#### DATA ENTRIES

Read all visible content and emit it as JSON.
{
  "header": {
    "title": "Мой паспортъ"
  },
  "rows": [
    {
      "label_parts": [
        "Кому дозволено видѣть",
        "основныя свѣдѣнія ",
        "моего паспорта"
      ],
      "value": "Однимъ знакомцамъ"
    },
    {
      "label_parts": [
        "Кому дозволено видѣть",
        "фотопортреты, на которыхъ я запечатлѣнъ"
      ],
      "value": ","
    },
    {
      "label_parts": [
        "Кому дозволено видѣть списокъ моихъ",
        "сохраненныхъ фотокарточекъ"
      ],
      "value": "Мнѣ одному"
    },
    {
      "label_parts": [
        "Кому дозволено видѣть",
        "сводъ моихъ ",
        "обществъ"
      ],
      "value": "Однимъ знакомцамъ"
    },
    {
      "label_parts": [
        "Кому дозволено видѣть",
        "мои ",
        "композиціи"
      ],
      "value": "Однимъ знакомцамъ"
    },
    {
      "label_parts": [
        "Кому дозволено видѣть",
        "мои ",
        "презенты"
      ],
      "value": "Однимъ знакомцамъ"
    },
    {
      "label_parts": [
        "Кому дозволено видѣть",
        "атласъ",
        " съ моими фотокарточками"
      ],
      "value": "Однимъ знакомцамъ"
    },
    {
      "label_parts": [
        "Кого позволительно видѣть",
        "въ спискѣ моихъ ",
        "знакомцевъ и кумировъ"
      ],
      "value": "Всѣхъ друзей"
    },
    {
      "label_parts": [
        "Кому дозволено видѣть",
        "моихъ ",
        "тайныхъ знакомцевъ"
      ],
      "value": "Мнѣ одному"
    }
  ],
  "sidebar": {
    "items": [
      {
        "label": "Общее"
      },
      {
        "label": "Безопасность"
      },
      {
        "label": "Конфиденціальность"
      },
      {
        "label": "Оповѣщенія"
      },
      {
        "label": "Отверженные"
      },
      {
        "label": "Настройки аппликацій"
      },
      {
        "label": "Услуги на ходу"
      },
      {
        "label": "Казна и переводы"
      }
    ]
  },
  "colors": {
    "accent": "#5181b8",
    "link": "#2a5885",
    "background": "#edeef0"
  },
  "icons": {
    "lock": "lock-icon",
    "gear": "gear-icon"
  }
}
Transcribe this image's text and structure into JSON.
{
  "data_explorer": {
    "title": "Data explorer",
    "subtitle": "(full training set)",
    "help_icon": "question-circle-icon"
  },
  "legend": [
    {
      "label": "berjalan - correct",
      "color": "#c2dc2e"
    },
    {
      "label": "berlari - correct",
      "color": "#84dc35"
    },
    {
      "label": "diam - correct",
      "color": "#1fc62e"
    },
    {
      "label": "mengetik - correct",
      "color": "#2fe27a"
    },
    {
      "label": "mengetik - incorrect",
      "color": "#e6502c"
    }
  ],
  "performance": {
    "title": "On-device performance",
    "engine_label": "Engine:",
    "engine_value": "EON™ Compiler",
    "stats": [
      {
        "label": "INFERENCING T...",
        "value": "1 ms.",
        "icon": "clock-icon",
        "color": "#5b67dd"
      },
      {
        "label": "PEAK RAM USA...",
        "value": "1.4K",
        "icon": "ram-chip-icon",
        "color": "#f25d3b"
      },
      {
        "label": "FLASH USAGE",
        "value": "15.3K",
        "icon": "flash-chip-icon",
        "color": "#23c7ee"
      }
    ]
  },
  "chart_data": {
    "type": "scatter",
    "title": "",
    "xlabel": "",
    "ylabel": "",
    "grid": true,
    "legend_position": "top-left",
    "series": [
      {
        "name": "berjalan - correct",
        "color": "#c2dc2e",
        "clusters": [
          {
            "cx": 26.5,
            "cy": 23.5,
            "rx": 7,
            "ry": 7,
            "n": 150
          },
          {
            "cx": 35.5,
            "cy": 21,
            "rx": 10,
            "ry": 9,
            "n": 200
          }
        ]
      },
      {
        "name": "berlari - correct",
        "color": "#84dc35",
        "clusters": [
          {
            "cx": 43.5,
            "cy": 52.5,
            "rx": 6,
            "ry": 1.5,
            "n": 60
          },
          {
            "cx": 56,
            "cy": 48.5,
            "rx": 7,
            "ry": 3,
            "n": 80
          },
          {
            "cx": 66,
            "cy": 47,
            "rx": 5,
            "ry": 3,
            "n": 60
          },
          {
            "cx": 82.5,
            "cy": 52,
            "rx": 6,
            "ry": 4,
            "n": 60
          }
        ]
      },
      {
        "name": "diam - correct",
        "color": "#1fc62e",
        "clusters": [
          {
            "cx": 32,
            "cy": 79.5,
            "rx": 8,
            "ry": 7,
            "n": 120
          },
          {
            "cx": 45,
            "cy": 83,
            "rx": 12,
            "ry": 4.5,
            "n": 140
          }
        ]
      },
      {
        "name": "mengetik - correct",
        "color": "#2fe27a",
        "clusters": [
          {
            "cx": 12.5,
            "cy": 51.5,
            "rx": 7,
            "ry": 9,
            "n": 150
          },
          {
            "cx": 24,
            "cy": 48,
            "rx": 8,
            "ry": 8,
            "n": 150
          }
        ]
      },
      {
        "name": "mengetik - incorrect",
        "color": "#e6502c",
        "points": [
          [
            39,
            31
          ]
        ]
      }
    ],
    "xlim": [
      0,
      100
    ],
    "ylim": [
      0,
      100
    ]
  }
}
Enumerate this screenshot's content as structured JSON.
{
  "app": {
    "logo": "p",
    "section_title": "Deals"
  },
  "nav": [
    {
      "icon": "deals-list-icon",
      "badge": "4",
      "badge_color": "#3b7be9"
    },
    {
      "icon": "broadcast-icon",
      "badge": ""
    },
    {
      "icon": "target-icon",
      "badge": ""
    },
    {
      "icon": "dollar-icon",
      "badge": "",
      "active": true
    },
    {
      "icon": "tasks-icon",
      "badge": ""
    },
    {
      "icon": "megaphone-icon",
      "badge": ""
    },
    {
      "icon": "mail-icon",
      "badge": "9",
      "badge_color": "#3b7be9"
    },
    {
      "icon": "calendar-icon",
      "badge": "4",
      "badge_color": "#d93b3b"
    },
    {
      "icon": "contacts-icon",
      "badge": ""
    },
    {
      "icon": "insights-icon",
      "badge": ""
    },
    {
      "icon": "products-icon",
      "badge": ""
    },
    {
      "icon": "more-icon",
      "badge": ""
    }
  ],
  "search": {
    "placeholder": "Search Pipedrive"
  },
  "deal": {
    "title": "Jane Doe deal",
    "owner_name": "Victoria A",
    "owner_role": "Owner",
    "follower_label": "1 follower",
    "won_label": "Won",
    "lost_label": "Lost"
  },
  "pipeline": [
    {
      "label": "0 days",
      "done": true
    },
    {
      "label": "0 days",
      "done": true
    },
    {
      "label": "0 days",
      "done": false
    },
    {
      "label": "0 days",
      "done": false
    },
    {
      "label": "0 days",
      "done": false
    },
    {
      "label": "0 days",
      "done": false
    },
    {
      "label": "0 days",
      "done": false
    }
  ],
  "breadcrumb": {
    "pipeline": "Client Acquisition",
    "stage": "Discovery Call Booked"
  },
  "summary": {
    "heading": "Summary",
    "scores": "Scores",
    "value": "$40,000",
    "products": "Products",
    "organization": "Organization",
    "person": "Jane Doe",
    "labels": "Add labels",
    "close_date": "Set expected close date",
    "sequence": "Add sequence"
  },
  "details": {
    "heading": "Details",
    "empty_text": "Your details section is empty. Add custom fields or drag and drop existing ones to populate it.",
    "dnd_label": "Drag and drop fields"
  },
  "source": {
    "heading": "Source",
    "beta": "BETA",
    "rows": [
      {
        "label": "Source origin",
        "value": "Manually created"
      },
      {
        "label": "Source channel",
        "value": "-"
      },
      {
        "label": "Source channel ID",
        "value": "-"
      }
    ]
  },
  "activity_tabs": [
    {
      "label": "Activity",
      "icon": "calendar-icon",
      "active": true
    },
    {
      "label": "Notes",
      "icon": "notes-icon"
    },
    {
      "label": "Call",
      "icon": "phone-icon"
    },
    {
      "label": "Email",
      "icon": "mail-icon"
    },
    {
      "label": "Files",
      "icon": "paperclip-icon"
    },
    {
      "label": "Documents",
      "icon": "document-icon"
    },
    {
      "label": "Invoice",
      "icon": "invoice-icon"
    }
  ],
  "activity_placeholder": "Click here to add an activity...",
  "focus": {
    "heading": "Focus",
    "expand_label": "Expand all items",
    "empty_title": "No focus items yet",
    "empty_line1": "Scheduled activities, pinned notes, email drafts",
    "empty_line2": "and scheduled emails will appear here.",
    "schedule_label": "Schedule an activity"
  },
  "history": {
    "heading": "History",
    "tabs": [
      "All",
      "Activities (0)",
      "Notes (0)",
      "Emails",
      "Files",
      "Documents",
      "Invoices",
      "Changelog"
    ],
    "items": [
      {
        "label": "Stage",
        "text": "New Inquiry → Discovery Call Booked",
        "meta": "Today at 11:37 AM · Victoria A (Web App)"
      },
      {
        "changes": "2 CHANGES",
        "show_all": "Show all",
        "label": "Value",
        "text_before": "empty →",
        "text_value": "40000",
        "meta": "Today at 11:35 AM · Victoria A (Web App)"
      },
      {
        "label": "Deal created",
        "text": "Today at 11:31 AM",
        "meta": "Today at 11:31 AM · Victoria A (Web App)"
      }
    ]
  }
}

########

• _WHAT YOU WILL DO_: Collect the complete line wherever the string "berlari" appears in the records.

• _ANSWER BELOW_:
      "label": "berlari - correct",
        "name": "berlari - correct",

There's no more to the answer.